Data section:
· · · ·

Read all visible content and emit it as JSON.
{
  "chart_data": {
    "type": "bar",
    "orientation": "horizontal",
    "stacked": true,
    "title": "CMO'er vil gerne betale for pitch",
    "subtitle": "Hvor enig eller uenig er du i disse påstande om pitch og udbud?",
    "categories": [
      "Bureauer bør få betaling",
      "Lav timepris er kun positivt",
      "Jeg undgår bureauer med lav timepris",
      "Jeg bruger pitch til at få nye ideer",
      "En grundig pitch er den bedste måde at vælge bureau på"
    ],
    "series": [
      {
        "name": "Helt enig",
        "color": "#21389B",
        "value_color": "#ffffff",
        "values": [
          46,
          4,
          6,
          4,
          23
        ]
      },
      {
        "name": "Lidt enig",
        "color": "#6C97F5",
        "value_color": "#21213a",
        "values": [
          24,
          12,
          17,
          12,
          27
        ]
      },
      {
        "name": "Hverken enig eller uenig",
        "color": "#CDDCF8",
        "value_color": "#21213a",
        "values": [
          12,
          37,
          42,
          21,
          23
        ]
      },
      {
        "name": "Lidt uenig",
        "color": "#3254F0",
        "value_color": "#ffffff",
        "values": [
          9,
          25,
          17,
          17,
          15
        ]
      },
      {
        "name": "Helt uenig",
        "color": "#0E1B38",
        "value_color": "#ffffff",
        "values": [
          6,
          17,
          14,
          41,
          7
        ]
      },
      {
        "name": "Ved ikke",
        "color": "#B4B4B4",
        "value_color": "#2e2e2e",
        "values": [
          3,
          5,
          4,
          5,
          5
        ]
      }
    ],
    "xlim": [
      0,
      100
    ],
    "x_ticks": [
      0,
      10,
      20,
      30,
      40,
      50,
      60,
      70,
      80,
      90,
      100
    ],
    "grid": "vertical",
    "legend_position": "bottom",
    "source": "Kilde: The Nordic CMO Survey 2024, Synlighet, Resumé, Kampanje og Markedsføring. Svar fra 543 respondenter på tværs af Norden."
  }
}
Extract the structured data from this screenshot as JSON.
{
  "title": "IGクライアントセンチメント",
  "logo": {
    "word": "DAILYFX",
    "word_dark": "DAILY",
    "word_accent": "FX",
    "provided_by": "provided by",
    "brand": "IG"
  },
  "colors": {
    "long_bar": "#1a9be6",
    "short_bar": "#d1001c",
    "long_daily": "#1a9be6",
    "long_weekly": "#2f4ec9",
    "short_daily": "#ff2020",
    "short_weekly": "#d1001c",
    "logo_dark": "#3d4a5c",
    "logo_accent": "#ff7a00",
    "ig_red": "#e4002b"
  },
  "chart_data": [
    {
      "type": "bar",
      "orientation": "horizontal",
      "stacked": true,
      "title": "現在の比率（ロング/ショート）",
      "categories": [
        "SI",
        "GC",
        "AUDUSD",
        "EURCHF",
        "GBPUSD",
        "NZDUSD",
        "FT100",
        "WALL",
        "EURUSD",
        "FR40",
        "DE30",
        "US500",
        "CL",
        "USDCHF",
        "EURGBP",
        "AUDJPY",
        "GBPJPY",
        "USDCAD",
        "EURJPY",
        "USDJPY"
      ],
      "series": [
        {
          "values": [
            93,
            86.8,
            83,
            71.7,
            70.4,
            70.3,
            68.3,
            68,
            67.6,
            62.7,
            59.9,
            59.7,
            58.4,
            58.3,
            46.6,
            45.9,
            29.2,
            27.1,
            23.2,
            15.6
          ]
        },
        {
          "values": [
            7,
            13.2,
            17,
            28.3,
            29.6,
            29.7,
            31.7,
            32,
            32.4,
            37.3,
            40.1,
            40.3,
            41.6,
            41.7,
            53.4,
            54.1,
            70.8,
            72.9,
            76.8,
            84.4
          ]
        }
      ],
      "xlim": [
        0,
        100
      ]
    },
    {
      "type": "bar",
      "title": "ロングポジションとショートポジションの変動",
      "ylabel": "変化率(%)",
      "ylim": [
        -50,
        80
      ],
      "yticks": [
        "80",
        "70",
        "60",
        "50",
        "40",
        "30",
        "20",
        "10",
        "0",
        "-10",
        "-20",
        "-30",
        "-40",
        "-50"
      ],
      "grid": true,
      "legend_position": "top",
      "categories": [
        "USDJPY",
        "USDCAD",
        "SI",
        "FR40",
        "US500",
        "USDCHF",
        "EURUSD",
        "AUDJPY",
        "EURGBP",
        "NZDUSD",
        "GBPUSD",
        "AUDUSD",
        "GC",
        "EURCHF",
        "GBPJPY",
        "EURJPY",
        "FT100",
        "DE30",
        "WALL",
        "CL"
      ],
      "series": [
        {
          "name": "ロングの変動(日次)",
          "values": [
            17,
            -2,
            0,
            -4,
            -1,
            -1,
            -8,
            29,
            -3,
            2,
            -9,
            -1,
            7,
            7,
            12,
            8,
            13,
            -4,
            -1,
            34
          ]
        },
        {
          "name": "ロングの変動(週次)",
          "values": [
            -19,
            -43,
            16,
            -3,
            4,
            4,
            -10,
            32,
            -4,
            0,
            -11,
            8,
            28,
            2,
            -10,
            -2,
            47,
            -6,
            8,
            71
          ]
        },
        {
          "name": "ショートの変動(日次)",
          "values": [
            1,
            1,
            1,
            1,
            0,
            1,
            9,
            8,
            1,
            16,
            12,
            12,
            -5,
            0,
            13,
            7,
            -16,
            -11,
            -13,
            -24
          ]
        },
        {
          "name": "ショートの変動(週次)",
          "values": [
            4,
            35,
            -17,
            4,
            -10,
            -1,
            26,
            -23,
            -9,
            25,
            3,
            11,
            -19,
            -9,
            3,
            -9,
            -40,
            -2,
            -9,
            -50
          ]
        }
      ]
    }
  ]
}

· · · ·

Your task is to reproduce the whole listing exactly.

Answer:
Read all visible content and emit it as JSON.
{
  "chart_data": {
    "type": "bar",
    "orientation": "horizontal",
    "stacked": true,
    "title": "CMO'er vil gerne betale for pitch",
    "subtitle": "Hvor enig eller uenig er du i disse påstande om pitch og udbud?",
    "categories": [
      "Bureauer bør få betaling",
      "Lav timepris er kun positivt",
      "Jeg undgår bureauer med lav timepris",
      "Jeg bruger pitch til at få nye ideer",
      "En grundig pitch er den bedste måde at vælge bureau på"
    ],
    "series": [
      {
        "name": "Helt enig",
        "color": "#21389B",
        "value_color": "#ffffff",
        "values": [
          46,
          4,
          6,
          4,
          23
        ]
      },
      {
        "name": "Lidt enig",
        "color": "#6C97F5",
        "value_color": "#21213a",
        "values": [
          24,
          12,
          17,
          12,
          27
        ]
      },
      {
        "name": "Hverken enig eller uenig",
        "color": "#CDDCF8",
        "value_color": "#21213a",
        "values": [
          12,
          37,
          42,
          21,
          23
        ]
      },
      {
        "name": "Lidt uenig",
        "color": "#3254F0",
        "value_color": "#ffffff",
        "values": [
          9,
          25,
          17,
          17,
          15
        ]
      },
      {
        "name": "Helt uenig",
        "color": "#0E1B38",
        "value_color": "#ffffff",
        "values": [
          6,
          17,
          14,
          41,
          7
        ]
      },
      {
        "name": "Ved ikke",
        "color": "#B4B4B4",
        "value_color": "#2e2e2e",
        "values": [
          3,
          5,
          4,
          5,
          5
        ]
      }
    ],
    "xlim": [
      0,
      100
    ],
    "x_ticks": [
      0,
      10,
      20,
      30,
      40,
      50,
      60,
      70,
      80,
      90,
      100
    ],
    "grid": "vertical",
    "legend_position": "bottom",
    "source": "Kilde: The Nordic CMO Survey 2024, Synlighet, Resumé, Kampanje og Markedsføring. Svar fra 543 respondenter på tværs af Norden."
  }
}
Extract the structured data from this screenshot as JSON.
{
  "title": "IGクライアントセンチメント",
  "logo": {
    "word": "DAILYFX",
    "word_dark": "DAILY",
    "word_accent": "FX",
    "provided_by": "provided by",
    "brand": "IG"
  },
  "colors": {
    "long_bar": "#1a9be6",
    "short_bar": "#d1001c",
    "long_daily": "#1a9be6",
    "long_weekly": "#2f4ec9",
    "short_daily": "#ff2020",
    "short_weekly": "#d1001c",
    "logo_dark": "#3d4a5c",
    "logo_accent": "#ff7a00",
    "ig_red": "#e4002b"
  },
  "chart_data": [
    {
      "type": "bar",
      "orientation": "horizontal",
      "stacked": true,
      "title": "現在の比率（ロング/ショート）",
      "categories": [
        "SI",
        "GC",
        "AUDUSD",
        "EURCHF",
        "GBPUSD",
        "NZDUSD",
        "FT100",
        "WALL",
        "EURUSD",
        "FR40",
        "DE30",
        "US500",
        "CL",
        "USDCHF",
        "EURGBP",
        "AUDJPY",
        "GBPJPY",
        "USDCAD",
        "EURJPY",
        "USDJPY"
      ],
      "series": [
        {
          "values": [
            93,
            86.8,
            83,
            71.7,
            70.4,
            70.3,
            68.3,
            68,
            67.6,
            62.7,
            59.9,
            59.7,
            58.4,
            58.3,
            46.6,
            45.9,
            29.2,
            27.1,
            23.2,
            15.6
          ]
        },
        {
          "values": [
            7,
            13.2,
            17,
            28.3,
            29.6,
            29.7,
            31.7,
            32,
            32.4,
            37.3,
            40.1,
            40.3,
            41.6,
            41.7,
            53.4,
            54.1,
            70.8,
            72.9,
            76.8,
            84.4
          ]
        }
      ],
      "xlim": [
        0,
        100
      ]
    },
    {
      "type": "bar",
      "title": "ロングポジションとショートポジションの変動",
      "ylabel": "変化率(%)",
      "ylim": [
        -50,
        80
      ],
      "yticks": [
        "80",
        "70",
        "60",
        "50",
        "40",
        "30",
        "20",
        "10",
        "0",
        "-10",
        "-20",
        "-30",
        "-40",
        "-50"
      ],
      "grid": true,
      "legend_position": "top",
      "categories": [
        "USDJPY",
        "USDCAD",
        "SI",
        "FR40",
        "US500",
        "USDCHF",
        "EURUSD",
        "AUDJPY",
        "EURGBP",
        "NZDUSD",
        "GBPUSD",
        "AUDUSD",
        "GC",
        "EURCHF",
        "GBPJPY",
        "EURJPY",
        "FT100",
        "DE30",
        "WALL",
        "CL"
      ],
      "series": [
        {
          "name": "ロングの変動(日次)",
          "values": [
            17,
            -2,
            0,
            -4,
            -1,
            -1,
            -8,
            29,
            -3,
            2,
            -9,
            -1,
            7,
            7,
            12,
            8,
            13,
            -4,
            -1,
            34
          ]
        },
        {
          "name": "ロングの変動(週次)",
          "values": [
            -19,
            -43,
            16,
            -3,
            4,
            4,
            -10,
            32,
            -4,
            0,
            -11,
            8,
            28,
            2,
            -10,
            -2,
            47,
            -6,
            8,
            71
          ]
        },
        {
          "name": "ショートの変動(日次)",
          "values": [
            1,
            1,
            1,
            1,
            0,
            1,
            9,
            8,
            1,
            16,
            12,
            12,
            -5,
            0,
            13,
            7,
            -16,
            -11,
            -13,
            -24
          ]
        },
        {
          "name": "ショートの変動(週次)",
          "values": [
            4,
            35,
            -17,
            4,
            -10,
            -1,
            26,
            -23,
            -9,
            25,
            3,
            11,
            -19,
            -9,
            3,
            -9,
            -40,
            -2,
            -9,
            -50
          ]
        }
      ]
    }
  ]
}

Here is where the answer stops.